#### Your task
Where a line contains the word "результаты", copy that line in full.

#### Records
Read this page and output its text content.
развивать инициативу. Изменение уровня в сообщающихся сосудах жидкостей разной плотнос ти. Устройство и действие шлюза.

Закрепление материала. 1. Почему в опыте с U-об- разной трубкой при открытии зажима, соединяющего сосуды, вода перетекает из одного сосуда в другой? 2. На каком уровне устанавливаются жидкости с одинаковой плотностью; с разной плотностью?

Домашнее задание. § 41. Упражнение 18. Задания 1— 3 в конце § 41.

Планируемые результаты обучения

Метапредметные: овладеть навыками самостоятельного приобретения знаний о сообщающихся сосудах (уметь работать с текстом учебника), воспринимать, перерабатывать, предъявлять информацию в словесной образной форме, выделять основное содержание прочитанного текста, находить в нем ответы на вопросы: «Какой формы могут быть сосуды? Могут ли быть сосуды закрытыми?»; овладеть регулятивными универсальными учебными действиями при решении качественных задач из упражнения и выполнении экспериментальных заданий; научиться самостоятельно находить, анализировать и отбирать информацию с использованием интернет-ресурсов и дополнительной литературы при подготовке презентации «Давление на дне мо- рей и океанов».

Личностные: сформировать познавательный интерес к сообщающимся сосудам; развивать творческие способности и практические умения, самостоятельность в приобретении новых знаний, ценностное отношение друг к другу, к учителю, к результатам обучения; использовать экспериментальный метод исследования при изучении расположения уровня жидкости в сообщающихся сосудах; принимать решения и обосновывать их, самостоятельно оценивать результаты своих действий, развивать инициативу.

#### Worked solution
Планируемые результаты обучения
Личностные: сформировать познавательный интерес к сообщающимся сосудам; развивать творческие способности и практические умения, самостоятельность в приобретении новых знаний, ценностное отношение друг к другу, к учителю, к результатам обучения; использовать экспериментальный метод исследования при изучении расположения уровня жидкости в сообщающихся сосудах; принимать решения и обосновывать их, самостоятельно оценивать результаты своих действий, развивать инициативу.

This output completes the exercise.